----- DATASET

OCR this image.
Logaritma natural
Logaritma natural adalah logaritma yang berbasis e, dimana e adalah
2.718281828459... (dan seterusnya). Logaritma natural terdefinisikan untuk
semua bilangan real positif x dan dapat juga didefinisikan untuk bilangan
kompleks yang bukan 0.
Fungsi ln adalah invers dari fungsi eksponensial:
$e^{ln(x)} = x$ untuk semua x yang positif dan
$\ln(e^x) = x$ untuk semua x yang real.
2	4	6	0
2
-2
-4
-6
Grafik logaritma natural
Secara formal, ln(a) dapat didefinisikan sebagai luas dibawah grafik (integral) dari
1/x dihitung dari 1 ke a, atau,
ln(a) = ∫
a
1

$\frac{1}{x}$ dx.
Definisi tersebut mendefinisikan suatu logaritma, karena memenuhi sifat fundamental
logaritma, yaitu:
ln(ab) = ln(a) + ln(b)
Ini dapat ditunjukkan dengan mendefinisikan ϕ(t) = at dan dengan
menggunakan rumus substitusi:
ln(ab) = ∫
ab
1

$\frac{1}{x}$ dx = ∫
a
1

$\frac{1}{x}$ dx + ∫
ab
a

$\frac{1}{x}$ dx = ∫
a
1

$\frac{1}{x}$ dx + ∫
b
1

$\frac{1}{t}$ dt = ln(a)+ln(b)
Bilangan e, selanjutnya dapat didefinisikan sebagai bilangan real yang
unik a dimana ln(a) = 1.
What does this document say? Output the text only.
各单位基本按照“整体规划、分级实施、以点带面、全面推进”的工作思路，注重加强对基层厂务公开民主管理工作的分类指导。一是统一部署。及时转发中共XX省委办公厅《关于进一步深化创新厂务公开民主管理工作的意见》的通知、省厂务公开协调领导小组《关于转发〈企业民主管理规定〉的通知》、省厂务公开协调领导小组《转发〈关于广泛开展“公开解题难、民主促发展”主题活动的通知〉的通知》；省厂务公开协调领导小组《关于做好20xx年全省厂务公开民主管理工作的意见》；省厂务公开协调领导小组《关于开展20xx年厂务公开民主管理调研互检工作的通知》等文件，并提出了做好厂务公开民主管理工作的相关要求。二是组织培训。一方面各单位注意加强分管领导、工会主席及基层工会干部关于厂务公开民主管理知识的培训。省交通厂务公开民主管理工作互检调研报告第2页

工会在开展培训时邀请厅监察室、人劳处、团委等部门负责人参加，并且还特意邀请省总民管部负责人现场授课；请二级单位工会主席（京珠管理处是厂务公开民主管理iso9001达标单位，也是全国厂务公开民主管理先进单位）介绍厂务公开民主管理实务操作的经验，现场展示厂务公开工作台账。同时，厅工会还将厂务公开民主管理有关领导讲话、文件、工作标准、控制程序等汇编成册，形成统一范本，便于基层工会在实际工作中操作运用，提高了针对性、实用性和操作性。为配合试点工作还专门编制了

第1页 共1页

----------

→ OBJECTIVE: Repeat the whole listing exactly, keeping every line intact.

→ PROBLEM SOLUTION:
OCR this image.
Logaritma natural
Logaritma natural adalah logaritma yang berbasis e, dimana e adalah
2.718281828459... (dan seterusnya). Logaritma natural terdefinisikan untuk
semua bilangan real positif x dan dapat juga didefinisikan untuk bilangan
kompleks yang bukan 0.
Fungsi ln adalah invers dari fungsi eksponensial:
$e^{ln(x)} = x$ untuk semua x yang positif dan
$\ln(e^x) = x$ untuk semua x yang real.
2	4	6	0
2
-2
-4
-6
Grafik logaritma natural
Secara formal, ln(a) dapat didefinisikan sebagai luas dibawah grafik (integral) dari
1/x dihitung dari 1 ke a, atau,
ln(a) = ∫
a
1

$\frac{1}{x}$ dx.
Definisi tersebut mendefinisikan suatu logaritma, karena memenuhi sifat fundamental
logaritma, yaitu:
ln(ab) = ln(a) + ln(b)
Ini dapat ditunjukkan dengan mendefinisikan ϕ(t) = at dan dengan
menggunakan rumus substitusi:
ln(ab) = ∫
ab
1

$\frac{1}{x}$ dx = ∫
a
1

$\frac{1}{x}$ dx + ∫
ab
a

$\frac{1}{x}$ dx = ∫
a
1

$\frac{1}{x}$ dx + ∫
b
1

$\frac{1}{t}$ dt = ln(a)+ln(b)
Bilangan e, selanjutnya dapat didefinisikan sebagai bilangan real yang
unik a dimana ln(a) = 1.
What does this document say? Output the text only.
各单位基本按照“整体规划、分级实施、以点带面、全面推进”的工作思路，注重加强对基层厂务公开民主管理工作的分类指导。一是统一部署。及时转发中共XX省委办公厅《关于进一步深化创新厂务公开民主管理工作的意见》的通知、省厂务公开协调领导小组《关于转发〈企业民主管理规定〉的通知》、省厂务公开协调领导小组《转发〈关于广泛开展“公开解题难、民主促发展”主题活动的通知〉的通知》；省厂务公开协调领导小组《关于做好20xx年全省厂务公开民主管理工作的意见》；省厂务公开协调领导小组《关于开展20xx年厂务公开民主管理调研互检工作的通知》等文件，并提出了做好厂务公开民主管理工作的相关要求。二是组织培训。一方面各单位注意加强分管领导、工会主席及基层工会干部关于厂务公开民主管理知识的培训。省交通厂务公开民主管理工作互检调研报告第2页

工会在开展培训时邀请厅监察室、人劳处、团委等部门负责人参加，并且还特意邀请省总民管部负责人现场授课；请二级单位工会主席（京珠管理处是厂务公开民主管理iso9001达标单位，也是全国厂务公开民主管理先进单位）介绍厂务公开民主管理实务操作的经验，现场展示厂务公开工作台账。同时，厅工会还将厂务公开民主管理有关领导讲话、文件、工作标准、控制程序等汇编成册，形成统一范本，便于基层工会在实际工作中操作运用，提高了针对性、实用性和操作性。为配合试点工作还专门编制了

第1页 共1页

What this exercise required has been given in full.